● **THE PROBLEM**: Reproduce all of the data below without alteration; exclude every picture.

═══

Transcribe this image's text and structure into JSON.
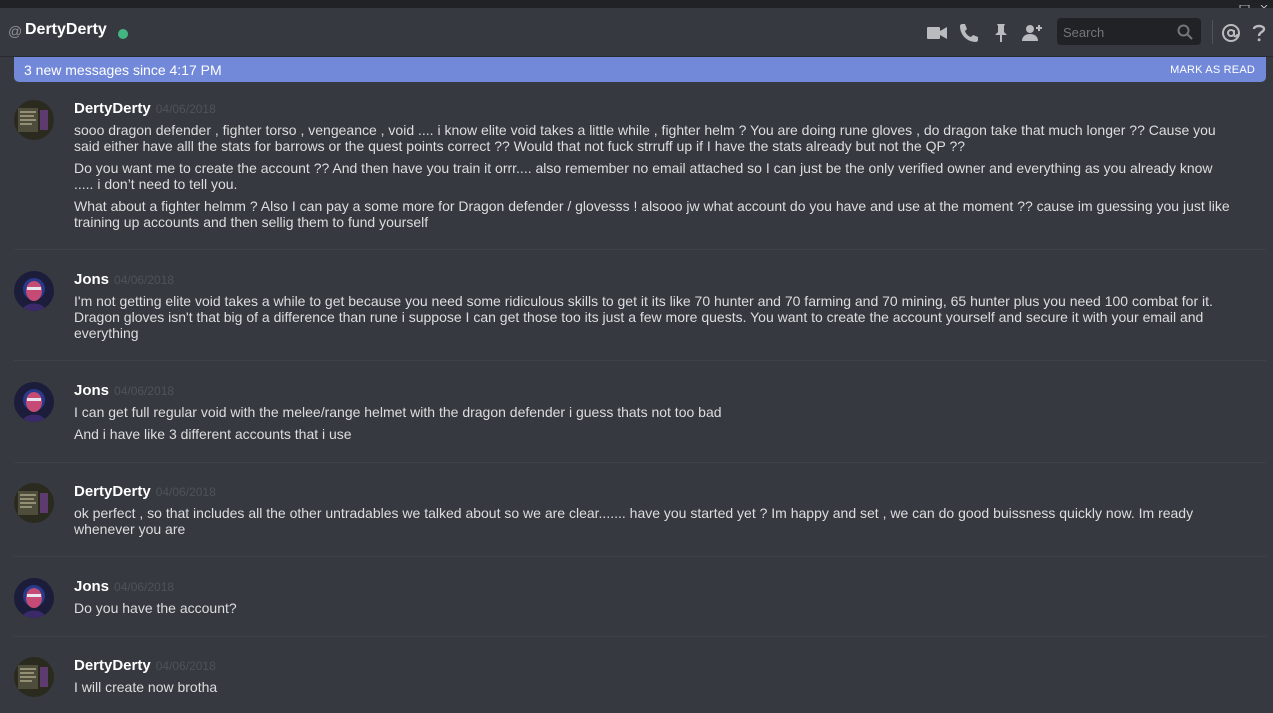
{
  "header": {
    "at_symbol": "@",
    "username": "DertyDerty",
    "status_color": "#43b581",
    "search_placeholder": "Search",
    "icons": [
      "video-call-icon",
      "voice-call-icon",
      "pin-icon",
      "add-friend-icon",
      "search-icon",
      "mention-icon",
      "help-icon"
    ]
  },
  "banner": {
    "text": "3 new messages since 4:17 PM",
    "action": "MARK AS READ",
    "color": "#7289da"
  },
  "messages": [
    {
      "author": "DertyDerty",
      "timestamp": "04/06/2018",
      "lines": [
        "sooo dragon defender , fighter torso , vengeance , void .... i know elite void takes a little while , fighter helm ? You are doing rune gloves , do dragon take that much longer ?? Cause you said either have alll the stats for barrows or the quest points correct ?? Would that not fuck strruff up if I have the stats already but not the QP ??",
        "Do you want me to create the account ?? And then have you train it orrr.... also remember no email attached so I can just be the only verified owner and everything as you already know ..... i don’t need to tell you.",
        "What about a fighter helmm ? Also I can pay a some more for Dragon defender / glovesss ! alsooo jw what account do you have and use at the moment ?? cause im guessing you just like training up accounts and then sellig them to fund yourself"
      ]
    },
    {
      "author": "Jons",
      "timestamp": "04/06/2018",
      "lines": [
        "I'm not getting elite void takes a while to get because you need some ridiculous skills to get it its like 70 hunter and 70 farming and 70 mining, 65 hunter plus you need 100 combat for it.  Dragon gloves isn't that big of a difference than rune i suppose I can get those too its just a few more quests. You want to create the account yourself and secure it with your email and everything"
      ]
    },
    {
      "author": "Jons",
      "timestamp": "04/06/2018",
      "lines": [
        "I can get full regular void with the melee/range helmet with the dragon defender i guess thats not too bad",
        "And i have like 3 different accounts that i use"
      ]
    },
    {
      "author": "DertyDerty",
      "timestamp": "04/06/2018",
      "lines": [
        "ok perfect , so that includes all the other untradables we talked about so we are clear....... have you started yet ? Im happy and set , we can do good buissness quickly now. Im ready whenever you are"
      ]
    },
    {
      "author": "Jons",
      "timestamp": "04/06/2018",
      "lines": [
        "Do you have the account?"
      ]
    },
    {
      "author": "DertyDerty",
      "timestamp": "04/06/2018",
      "lines": [
        "I will create now brotha"
      ]
    }
  ]
}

═══

● **SOLUTION FOR THIS EXERCISE**:
Transcribe this image's text and structure into JSON.
{
  "header": {
    "at_symbol": "@",
    "username": "DertyDerty",
    "status_color": "#43b581",
    "search_placeholder": "Search",
    "icons": [
      "video-call-icon",
      "voice-call-icon",
      "pin-icon",
      "add-friend-icon",
      "search-icon",
      "mention-icon",
      "help-icon"
    ]
  },
  "banner": {
    "text": "3 new messages since 4:17 PM",
    "action": "MARK AS READ",
    "color": "#7289da"
  },
  "messages": [
    {
      "author": "DertyDerty",
      "timestamp": "04/06/2018",
      "lines": [
        "sooo dragon defender , fighter torso , vengeance , void .... i know elite void takes a little while , fighter helm ? You are doing rune gloves , do dragon take that much longer ?? Cause you said either have alll the stats for barrows or the quest points correct ?? Would that not fuck strruff up if I have the stats already but not the QP ??",
        "Do you want me to create the account ?? And then have you train it orrr.... also remember no email attached so I can just be the only verified owner and everything as you already know ..... i don’t need to tell you.",
        "What about a fighter helmm ? Also I can pay a some more for Dragon defender / glovesss ! alsooo jw what account do you have and use at the moment ?? cause im guessing you just like training up accounts and then sellig them to fund yourself"
      ]
    },
    {
      "author": "Jons",
      "timestamp": "04/06/2018",
      "lines": [
        "I'm not getting elite void takes a while to get because you need some ridiculous skills to get it its like 70 hunter and 70 farming and 70 mining, 65 hunter plus you need 100 combat for it.  Dragon gloves isn't that big of a difference than rune i suppose I can get those too its just a few more quests. You want to create the account yourself and secure it with your email and everything"
      ]
    },
    {
      "author": "Jons",
      "timestamp": "04/06/2018",
      "lines": [
        "I can get full regular void with the melee/range helmet with the dragon defender i guess thats not too bad",
        "And i have like 3 different accounts that i use"
      ]
    },
    {
      "author": "DertyDerty",
      "timestamp": "04/06/2018",
      "lines": [
        "ok perfect , so that includes all the other untradables we talked about so we are clear....... have you started yet ? Im happy and set , we can do good buissness quickly now. Im ready whenever you are"
      ]
    },
    {
      "author": "Jons",
      "timestamp": "04/06/2018",
      "lines": [
        "Do you have the account?"
      ]
    },
    {
      "author": "DertyDerty",
      "timestamp": "04/06/2018",
      "lines": [
        "I will create now brotha"
      ]
    }
  ]
}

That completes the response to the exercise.